> [TASK GOAL]
Give a verbatim repeat of the lines that run from the line containing "Parse this screenshot: output" to the end of the data below.

> [RECORDS PROVIDED]
** BEGIN **
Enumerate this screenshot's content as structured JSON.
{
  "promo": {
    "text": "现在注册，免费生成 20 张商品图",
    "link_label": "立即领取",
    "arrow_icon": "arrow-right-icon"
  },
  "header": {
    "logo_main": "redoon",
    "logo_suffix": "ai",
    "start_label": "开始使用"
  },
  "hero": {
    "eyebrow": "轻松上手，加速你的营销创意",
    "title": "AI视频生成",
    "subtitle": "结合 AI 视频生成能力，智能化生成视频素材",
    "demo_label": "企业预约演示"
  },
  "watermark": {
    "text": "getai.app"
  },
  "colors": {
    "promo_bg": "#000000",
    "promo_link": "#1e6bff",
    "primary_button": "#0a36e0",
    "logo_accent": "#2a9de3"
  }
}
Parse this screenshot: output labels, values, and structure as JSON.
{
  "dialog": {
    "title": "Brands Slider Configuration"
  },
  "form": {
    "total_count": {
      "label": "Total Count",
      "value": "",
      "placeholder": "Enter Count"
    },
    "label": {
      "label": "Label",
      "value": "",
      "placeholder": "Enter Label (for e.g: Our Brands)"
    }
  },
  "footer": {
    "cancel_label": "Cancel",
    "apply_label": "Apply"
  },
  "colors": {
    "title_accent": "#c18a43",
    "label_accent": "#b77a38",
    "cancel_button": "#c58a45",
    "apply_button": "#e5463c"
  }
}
** END **
> [CORRECT ANSWER]
Parse this screenshot: output labels, values, and structure as JSON.
{
  "dialog": {
    "title": "Brands Slider Configuration"
  },
  "form": {
    "total_count": {
      "label": "Total Count",
      "value": "",
      "placeholder": "Enter Count"
    },
    "label": {
      "label": "Label",
      "value": "",
      "placeholder": "Enter Label (for e.g: Our Brands)"
    }
  },
  "footer": {
    "cancel_label": "Cancel",
    "apply_label": "Apply"
  },
  "colors": {
    "title_accent": "#c18a43",
    "label_accent": "#b77a38",
    "cancel_button": "#c58a45",
    "apply_button": "#e5463c"
  }
}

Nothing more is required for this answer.